● Dataset items
□ □ □ □ □

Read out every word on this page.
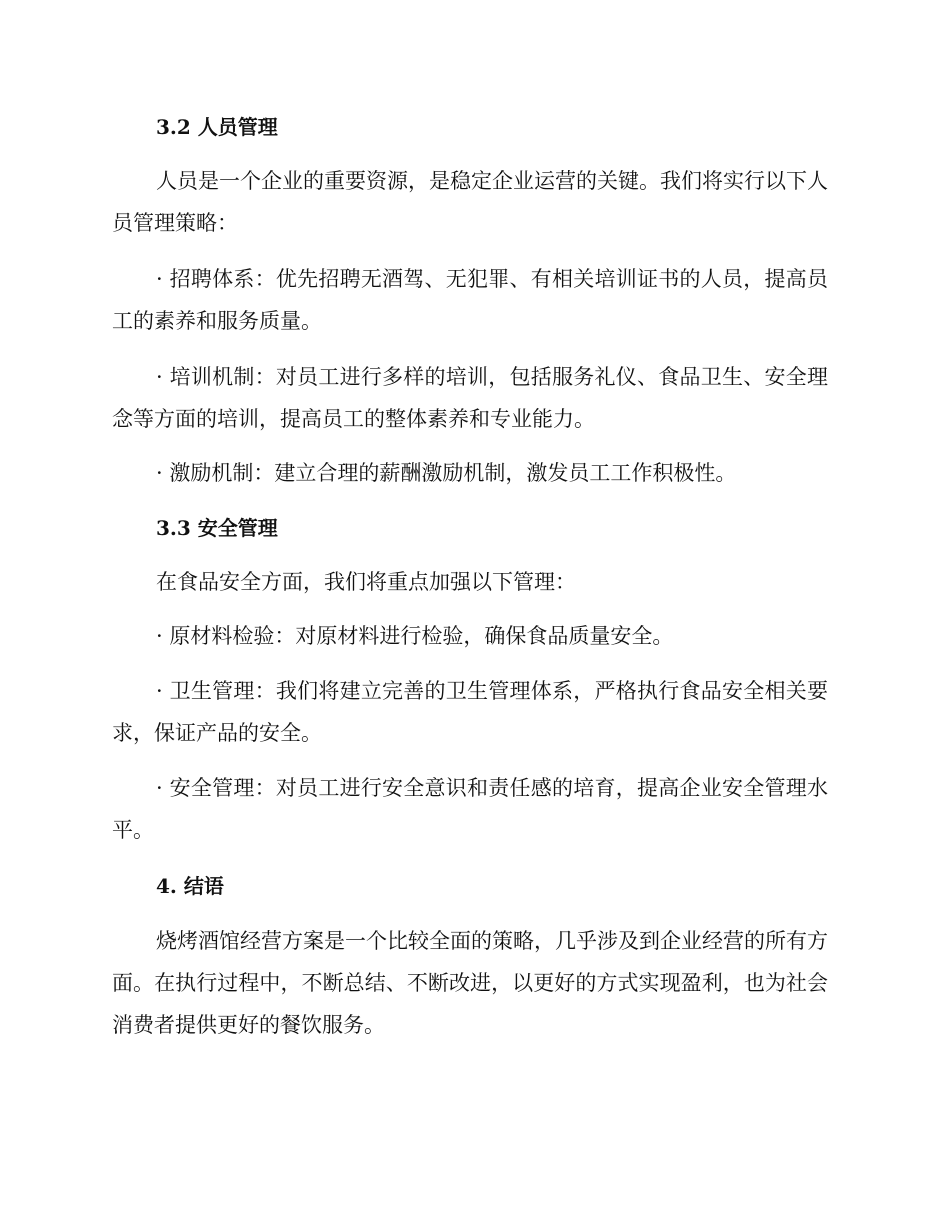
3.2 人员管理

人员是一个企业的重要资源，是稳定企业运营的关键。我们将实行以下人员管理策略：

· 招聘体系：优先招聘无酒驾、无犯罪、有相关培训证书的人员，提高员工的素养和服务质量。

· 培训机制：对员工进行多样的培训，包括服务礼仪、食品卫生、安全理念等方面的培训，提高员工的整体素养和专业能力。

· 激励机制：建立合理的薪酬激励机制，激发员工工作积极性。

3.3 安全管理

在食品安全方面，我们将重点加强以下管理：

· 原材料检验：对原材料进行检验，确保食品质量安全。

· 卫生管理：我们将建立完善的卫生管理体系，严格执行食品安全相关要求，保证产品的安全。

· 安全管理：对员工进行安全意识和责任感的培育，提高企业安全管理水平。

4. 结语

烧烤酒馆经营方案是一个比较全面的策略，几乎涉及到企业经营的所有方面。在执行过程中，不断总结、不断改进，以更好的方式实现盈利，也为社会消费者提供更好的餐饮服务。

□ □ □ □ □

● Work to be completed
Quote the preceding records in their entirety, excluding every picture.

● Complete output
Read out every word on this page.
3.2 人员管理

人员是一个企业的重要资源，是稳定企业运营的关键。我们将实行以下人员管理策略：

· 招聘体系：优先招聘无酒驾、无犯罪、有相关培训证书的人员，提高员工的素养和服务质量。

· 培训机制：对员工进行多样的培训，包括服务礼仪、食品卫生、安全理念等方面的培训，提高员工的整体素养和专业能力。

· 激励机制：建立合理的薪酬激励机制，激发员工工作积极性。

3.3 安全管理

在食品安全方面，我们将重点加强以下管理：

· 原材料检验：对原材料进行检验，确保食品质量安全。

· 卫生管理：我们将建立完善的卫生管理体系，严格执行食品安全相关要求，保证产品的安全。

· 安全管理：对员工进行安全意识和责任感的培育，提高企业安全管理水平。

4. 结语

烧烤酒馆经营方案是一个比较全面的策略，几乎涉及到企业经营的所有方面。在执行过程中，不断总结、不断改进，以更好的方式实现盈利，也为社会消费者提供更好的餐饮服务。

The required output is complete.